Data provided:
= = = = = = =
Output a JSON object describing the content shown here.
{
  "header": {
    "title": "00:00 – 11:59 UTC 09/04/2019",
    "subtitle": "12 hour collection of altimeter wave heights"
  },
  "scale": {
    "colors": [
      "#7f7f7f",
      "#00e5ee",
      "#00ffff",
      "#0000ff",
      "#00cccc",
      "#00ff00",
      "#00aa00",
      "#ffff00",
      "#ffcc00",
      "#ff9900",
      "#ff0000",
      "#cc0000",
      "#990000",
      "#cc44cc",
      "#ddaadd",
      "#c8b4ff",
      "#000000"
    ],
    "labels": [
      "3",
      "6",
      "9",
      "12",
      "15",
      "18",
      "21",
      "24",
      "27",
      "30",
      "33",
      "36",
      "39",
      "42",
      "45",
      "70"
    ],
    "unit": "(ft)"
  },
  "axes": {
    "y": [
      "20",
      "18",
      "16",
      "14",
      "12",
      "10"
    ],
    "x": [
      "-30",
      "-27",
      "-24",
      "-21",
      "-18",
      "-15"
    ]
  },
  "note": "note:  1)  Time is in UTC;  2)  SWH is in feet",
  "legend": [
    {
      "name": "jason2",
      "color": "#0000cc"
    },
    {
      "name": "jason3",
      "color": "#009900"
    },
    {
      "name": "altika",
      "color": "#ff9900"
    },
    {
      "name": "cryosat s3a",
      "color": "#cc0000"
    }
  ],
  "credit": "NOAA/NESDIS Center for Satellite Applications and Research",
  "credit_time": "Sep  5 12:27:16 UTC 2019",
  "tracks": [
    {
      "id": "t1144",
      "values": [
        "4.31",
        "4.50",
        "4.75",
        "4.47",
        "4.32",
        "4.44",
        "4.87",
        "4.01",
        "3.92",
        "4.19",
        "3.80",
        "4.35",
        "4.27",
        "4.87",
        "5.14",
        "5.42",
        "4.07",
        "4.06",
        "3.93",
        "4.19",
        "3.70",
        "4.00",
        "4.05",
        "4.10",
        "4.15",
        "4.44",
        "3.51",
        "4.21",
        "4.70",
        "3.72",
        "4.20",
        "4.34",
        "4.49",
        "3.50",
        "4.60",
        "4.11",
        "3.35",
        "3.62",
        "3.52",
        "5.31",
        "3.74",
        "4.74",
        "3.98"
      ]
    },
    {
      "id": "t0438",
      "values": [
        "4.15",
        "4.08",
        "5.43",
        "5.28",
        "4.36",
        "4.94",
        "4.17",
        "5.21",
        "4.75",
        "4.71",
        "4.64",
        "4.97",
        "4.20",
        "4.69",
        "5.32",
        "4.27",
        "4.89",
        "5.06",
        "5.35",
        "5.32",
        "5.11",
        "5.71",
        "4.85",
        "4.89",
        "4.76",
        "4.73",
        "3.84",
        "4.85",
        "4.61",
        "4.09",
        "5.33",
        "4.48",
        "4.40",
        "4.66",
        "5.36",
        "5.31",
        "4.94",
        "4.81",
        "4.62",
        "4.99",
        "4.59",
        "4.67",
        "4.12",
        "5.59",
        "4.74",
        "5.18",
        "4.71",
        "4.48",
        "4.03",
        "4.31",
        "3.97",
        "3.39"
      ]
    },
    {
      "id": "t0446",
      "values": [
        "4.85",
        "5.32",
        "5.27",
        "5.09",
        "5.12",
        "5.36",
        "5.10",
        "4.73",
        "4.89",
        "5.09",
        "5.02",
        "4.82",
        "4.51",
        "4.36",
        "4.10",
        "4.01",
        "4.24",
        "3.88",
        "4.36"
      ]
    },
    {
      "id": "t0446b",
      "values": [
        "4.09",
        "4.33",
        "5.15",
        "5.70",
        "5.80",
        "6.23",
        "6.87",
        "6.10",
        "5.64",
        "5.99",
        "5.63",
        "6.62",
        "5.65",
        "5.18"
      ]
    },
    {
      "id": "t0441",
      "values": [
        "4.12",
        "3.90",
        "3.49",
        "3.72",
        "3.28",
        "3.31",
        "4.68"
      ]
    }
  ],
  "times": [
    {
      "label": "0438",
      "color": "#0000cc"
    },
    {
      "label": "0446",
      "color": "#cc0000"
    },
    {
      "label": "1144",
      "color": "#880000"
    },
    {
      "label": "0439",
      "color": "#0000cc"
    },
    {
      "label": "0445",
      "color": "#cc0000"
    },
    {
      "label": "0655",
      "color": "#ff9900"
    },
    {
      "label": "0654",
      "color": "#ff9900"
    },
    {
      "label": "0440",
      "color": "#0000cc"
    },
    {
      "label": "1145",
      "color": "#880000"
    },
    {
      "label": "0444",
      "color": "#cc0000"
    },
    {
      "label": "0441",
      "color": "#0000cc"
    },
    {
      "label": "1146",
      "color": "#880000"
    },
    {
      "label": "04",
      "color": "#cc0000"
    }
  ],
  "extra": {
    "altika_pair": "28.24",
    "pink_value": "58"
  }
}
= = = = = = =
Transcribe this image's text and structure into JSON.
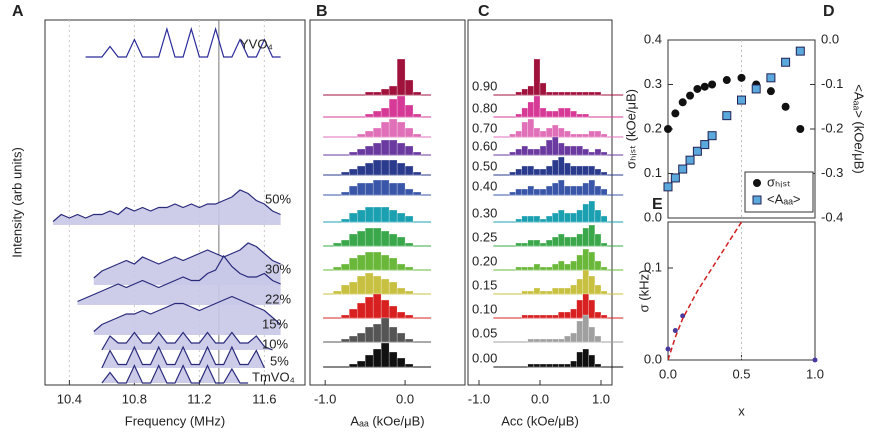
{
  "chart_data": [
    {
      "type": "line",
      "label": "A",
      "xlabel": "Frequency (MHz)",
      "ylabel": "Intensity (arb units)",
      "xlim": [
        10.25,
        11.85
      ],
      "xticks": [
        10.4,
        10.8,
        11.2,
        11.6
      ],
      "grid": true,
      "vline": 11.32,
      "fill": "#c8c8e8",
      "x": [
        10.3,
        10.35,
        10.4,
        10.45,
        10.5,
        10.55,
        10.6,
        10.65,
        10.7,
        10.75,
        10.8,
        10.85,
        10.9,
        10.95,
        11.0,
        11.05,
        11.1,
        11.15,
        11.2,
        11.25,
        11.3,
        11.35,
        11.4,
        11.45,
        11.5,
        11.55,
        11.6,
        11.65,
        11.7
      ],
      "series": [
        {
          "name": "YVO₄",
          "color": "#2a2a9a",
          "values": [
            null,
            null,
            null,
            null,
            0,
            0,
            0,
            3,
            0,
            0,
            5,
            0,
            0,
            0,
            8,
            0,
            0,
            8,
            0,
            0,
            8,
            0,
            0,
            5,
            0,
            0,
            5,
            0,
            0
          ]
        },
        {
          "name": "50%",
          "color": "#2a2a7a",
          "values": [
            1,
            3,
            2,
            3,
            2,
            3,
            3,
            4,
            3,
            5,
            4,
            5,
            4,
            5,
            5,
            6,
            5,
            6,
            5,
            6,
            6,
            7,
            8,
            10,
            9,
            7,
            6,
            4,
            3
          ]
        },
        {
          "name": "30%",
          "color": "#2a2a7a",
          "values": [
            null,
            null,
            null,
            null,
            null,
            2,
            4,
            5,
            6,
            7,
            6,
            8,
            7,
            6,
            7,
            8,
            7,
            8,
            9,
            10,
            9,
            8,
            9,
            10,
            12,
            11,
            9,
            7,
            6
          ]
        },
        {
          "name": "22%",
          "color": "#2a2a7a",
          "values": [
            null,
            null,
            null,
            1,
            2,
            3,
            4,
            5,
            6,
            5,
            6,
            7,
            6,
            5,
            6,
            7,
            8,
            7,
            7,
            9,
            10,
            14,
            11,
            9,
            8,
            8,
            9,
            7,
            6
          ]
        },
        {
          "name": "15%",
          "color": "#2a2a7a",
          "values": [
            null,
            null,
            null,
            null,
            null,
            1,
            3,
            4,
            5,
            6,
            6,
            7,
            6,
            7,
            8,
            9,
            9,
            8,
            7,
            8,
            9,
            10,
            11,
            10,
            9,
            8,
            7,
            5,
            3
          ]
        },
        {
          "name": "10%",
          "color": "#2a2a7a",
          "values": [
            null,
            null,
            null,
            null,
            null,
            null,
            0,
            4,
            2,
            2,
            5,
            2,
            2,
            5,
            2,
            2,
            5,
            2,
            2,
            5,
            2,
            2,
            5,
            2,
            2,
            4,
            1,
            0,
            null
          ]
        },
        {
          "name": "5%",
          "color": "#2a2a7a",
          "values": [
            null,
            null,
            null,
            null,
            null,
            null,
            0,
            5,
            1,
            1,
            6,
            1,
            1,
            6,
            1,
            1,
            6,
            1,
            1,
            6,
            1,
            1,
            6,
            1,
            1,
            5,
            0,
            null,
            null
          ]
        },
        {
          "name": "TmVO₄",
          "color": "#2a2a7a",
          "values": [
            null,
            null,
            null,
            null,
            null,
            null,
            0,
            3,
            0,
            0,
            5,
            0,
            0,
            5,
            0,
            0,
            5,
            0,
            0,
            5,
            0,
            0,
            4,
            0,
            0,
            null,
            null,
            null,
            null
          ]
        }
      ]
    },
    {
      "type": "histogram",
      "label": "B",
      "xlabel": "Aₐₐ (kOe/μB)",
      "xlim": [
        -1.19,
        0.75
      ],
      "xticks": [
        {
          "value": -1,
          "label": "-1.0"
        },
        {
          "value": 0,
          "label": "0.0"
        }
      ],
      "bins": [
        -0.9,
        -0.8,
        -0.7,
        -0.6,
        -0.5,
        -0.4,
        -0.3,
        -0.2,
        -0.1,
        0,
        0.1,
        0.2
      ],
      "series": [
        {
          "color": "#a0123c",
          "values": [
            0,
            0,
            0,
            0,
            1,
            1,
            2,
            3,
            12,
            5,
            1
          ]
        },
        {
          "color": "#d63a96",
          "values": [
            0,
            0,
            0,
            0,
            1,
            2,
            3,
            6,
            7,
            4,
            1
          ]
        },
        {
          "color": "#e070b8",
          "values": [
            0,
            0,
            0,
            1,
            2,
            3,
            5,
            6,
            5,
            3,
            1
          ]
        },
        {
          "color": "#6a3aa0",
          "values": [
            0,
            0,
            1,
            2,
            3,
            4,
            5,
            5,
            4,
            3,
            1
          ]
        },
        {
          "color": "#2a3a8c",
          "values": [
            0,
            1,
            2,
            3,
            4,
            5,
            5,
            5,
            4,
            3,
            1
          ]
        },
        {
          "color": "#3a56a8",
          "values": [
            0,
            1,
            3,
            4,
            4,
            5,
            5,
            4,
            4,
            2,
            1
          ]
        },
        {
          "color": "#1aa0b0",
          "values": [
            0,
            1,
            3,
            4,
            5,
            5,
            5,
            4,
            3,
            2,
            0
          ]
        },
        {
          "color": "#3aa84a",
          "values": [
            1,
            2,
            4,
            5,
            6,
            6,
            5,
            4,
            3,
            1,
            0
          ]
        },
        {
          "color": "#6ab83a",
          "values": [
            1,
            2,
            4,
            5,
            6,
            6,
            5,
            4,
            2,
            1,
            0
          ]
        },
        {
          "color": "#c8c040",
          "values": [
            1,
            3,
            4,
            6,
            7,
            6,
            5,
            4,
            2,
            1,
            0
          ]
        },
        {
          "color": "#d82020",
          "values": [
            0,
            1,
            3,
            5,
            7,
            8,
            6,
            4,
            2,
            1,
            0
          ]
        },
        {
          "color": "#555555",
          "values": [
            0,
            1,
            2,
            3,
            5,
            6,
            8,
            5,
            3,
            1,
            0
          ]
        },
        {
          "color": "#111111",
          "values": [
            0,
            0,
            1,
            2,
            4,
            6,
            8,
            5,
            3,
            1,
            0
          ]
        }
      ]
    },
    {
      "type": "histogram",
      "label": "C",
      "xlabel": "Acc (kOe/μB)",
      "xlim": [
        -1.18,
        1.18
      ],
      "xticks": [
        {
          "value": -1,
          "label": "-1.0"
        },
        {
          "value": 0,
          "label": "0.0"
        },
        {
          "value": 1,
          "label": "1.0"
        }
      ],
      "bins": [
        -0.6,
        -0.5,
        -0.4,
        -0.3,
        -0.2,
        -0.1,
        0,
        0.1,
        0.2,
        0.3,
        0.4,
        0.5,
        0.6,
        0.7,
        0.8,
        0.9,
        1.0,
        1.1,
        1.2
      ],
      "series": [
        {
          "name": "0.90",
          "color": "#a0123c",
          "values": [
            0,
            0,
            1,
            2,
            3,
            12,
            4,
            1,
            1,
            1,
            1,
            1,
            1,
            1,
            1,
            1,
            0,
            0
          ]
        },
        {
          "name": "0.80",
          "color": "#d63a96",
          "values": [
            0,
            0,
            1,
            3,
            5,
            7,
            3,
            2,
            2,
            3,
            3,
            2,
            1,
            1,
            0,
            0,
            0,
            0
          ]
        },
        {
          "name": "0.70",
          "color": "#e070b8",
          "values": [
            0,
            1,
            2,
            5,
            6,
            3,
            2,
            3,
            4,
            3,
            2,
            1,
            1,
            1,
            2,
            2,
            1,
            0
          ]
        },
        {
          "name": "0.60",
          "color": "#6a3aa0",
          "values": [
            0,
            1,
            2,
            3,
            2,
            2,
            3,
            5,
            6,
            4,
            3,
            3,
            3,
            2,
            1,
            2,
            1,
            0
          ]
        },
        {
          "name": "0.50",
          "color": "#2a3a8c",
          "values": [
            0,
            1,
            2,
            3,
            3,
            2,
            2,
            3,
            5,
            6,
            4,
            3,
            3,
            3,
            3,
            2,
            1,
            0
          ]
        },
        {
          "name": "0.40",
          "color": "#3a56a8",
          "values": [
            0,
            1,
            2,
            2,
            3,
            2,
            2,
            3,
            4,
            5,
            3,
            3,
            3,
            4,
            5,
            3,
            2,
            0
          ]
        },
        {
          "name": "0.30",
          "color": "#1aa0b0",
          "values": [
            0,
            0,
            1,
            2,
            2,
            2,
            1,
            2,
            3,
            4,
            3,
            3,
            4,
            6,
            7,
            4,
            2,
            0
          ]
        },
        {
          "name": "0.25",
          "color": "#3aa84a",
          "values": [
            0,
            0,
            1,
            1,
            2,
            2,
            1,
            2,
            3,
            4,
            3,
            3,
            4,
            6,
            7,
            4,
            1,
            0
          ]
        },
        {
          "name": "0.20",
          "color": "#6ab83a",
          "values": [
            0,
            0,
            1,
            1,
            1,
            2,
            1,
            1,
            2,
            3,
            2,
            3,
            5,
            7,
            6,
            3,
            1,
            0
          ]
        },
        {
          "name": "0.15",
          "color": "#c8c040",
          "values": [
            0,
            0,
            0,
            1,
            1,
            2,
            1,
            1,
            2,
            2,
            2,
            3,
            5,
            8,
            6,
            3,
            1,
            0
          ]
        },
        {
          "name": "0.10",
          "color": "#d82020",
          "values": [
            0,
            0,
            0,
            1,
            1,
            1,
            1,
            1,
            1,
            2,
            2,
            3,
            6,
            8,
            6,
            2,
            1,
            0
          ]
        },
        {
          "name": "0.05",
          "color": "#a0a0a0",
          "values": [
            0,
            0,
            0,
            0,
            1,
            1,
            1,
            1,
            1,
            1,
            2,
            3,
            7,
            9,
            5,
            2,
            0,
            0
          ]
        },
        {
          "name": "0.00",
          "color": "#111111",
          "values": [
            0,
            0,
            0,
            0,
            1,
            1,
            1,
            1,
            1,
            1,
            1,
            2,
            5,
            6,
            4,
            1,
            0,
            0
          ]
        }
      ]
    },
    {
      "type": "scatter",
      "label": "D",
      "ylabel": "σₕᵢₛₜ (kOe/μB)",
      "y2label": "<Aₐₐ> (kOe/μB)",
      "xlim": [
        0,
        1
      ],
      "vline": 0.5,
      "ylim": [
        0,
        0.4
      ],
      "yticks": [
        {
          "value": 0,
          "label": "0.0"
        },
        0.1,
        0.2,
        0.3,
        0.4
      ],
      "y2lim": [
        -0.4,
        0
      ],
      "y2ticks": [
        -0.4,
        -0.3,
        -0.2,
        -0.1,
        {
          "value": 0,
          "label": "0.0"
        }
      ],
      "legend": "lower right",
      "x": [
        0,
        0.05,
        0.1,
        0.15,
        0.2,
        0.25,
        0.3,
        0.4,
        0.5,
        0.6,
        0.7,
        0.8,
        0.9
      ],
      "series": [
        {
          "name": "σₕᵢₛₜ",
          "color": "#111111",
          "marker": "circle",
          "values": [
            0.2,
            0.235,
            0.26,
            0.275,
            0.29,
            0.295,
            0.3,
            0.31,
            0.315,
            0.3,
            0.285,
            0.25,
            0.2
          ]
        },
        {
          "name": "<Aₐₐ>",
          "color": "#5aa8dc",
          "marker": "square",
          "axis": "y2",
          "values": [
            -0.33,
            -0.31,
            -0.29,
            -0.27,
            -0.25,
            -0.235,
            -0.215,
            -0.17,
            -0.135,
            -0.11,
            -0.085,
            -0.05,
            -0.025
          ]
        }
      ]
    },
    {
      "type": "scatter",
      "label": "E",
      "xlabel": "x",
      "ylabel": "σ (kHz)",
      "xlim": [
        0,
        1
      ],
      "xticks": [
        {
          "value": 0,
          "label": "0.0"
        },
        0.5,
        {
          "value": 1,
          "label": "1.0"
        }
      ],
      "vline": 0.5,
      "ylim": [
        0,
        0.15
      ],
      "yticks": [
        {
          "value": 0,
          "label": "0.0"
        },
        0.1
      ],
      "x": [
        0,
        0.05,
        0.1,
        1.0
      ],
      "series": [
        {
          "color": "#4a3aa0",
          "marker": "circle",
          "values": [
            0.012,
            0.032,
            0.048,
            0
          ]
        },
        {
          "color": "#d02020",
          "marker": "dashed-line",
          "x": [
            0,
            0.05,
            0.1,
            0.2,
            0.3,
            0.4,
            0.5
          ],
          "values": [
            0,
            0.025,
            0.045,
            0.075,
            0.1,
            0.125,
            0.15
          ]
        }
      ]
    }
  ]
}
= = = = = = =
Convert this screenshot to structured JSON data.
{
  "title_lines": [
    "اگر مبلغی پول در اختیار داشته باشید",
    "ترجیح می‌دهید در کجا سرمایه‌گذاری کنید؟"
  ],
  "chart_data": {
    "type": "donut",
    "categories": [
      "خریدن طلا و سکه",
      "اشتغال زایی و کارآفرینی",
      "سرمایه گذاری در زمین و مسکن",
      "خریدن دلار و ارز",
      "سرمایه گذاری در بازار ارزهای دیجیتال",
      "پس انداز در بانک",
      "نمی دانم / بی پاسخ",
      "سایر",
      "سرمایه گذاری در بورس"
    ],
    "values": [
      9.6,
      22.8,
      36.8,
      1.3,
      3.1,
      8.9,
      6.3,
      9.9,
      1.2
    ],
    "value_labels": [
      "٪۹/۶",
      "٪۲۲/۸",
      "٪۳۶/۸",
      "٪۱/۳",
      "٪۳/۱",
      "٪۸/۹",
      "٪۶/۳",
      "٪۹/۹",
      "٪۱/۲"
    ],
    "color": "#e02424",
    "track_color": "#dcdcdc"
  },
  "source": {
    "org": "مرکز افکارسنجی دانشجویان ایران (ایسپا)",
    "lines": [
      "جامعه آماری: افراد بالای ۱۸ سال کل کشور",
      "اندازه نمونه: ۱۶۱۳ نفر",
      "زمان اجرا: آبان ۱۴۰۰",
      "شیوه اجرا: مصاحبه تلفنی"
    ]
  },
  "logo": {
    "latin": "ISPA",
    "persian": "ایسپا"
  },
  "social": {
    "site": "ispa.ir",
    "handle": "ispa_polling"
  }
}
= = = = = = =
What is being asked: Pull out each line of the records holding the string "JSON".

Result below:
Output a JSON object describing the content shown here.
Transcribe this image's text and structure into JSON.
Convert this screenshot to structured JSON data.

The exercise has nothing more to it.